* [What to do]:
You are to retype all of the data exactly as it appears.

* [Supplied entries]:
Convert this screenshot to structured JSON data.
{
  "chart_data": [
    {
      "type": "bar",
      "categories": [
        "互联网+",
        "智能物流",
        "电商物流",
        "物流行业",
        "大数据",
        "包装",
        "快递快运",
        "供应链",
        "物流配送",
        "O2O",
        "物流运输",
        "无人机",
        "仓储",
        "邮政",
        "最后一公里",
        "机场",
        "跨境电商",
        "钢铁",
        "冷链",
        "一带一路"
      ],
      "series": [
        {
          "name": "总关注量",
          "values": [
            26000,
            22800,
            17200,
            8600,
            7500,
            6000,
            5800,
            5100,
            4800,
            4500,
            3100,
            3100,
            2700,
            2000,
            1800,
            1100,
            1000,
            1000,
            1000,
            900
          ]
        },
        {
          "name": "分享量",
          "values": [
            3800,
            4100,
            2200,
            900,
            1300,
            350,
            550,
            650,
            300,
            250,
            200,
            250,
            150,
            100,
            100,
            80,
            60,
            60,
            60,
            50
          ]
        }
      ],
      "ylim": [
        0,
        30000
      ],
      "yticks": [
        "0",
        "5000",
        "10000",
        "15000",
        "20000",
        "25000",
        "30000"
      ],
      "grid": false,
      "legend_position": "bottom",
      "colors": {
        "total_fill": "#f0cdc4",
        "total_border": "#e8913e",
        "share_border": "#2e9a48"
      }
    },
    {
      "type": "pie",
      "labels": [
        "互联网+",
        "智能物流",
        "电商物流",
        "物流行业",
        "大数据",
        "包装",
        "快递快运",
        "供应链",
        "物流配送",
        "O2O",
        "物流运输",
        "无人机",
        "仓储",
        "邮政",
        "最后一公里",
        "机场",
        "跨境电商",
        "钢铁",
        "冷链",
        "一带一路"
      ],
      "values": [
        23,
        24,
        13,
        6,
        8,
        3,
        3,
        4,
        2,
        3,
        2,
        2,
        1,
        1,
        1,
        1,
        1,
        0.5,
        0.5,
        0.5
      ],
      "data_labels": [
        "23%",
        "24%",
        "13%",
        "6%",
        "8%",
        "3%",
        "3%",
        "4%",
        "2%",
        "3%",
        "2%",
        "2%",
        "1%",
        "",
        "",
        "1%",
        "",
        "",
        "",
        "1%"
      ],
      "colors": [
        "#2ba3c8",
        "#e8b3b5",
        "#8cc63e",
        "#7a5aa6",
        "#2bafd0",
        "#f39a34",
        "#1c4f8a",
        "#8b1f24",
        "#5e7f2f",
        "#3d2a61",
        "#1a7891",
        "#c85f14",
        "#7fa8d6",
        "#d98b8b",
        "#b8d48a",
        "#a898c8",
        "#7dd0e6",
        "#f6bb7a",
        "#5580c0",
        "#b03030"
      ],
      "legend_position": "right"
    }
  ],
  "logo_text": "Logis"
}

* [Complete response]:
Convert this screenshot to structured JSON data.
{
  "chart_data": [
    {
      "type": "bar",
      "categories": [
        "互联网+",
        "智能物流",
        "电商物流",
        "物流行业",
        "大数据",
        "包装",
        "快递快运",
        "供应链",
        "物流配送",
        "O2O",
        "物流运输",
        "无人机",
        "仓储",
        "邮政",
        "最后一公里",
        "机场",
        "跨境电商",
        "钢铁",
        "冷链",
        "一带一路"
      ],
      "series": [
        {
          "name": "总关注量",
          "values": [
            26000,
            22800,
            17200,
            8600,
            7500,
            6000,
            5800,
            5100,
            4800,
            4500,
            3100,
            3100,
            2700,
            2000,
            1800,
            1100,
            1000,
            1000,
            1000,
            900
          ]
        },
        {
          "name": "分享量",
          "values": [
            3800,
            4100,
            2200,
            900,
            1300,
            350,
            550,
            650,
            300,
            250,
            200,
            250,
            150,
            100,
            100,
            80,
            60,
            60,
            60,
            50
          ]
        }
      ],
      "ylim": [
        0,
        30000
      ],
      "yticks": [
        "0",
        "5000",
        "10000",
        "15000",
        "20000",
        "25000",
        "30000"
      ],
      "grid": false,
      "legend_position": "bottom",
      "colors": {
        "total_fill": "#f0cdc4",
        "total_border": "#e8913e",
        "share_border": "#2e9a48"
      }
    },
    {
      "type": "pie",
      "labels": [
        "互联网+",
        "智能物流",
        "电商物流",
        "物流行业",
        "大数据",
        "包装",
        "快递快运",
        "供应链",
        "物流配送",
        "O2O",
        "物流运输",
        "无人机",
        "仓储",
        "邮政",
        "最后一公里",
        "机场",
        "跨境电商",
        "钢铁",
        "冷链",
        "一带一路"
      ],
      "values": [
        23,
        24,
        13,
        6,
        8,
        3,
        3,
        4,
        2,
        3,
        2,
        2,
        1,
        1,
        1,
        1,
        1,
        0.5,
        0.5,
        0.5
      ],
      "data_labels": [
        "23%",
        "24%",
        "13%",
        "6%",
        "8%",
        "3%",
        "3%",
        "4%",
        "2%",
        "3%",
        "2%",
        "2%",
        "1%",
        "",
        "",
        "1%",
        "",
        "",
        "",
        "1%"
      ],
      "colors": [
        "#2ba3c8",
        "#e8b3b5",
        "#8cc63e",
        "#7a5aa6",
        "#2bafd0",
        "#f39a34",
        "#1c4f8a",
        "#8b1f24",
        "#5e7f2f",
        "#3d2a61",
        "#1a7891",
        "#c85f14",
        "#7fa8d6",
        "#d98b8b",
        "#b8d48a",
        "#a898c8",
        "#7dd0e6",
        "#f6bb7a",
        "#5580c0",
        "#b03030"
      ],
      "legend_position": "right"
    }
  ],
  "logo_text": "Logis"
}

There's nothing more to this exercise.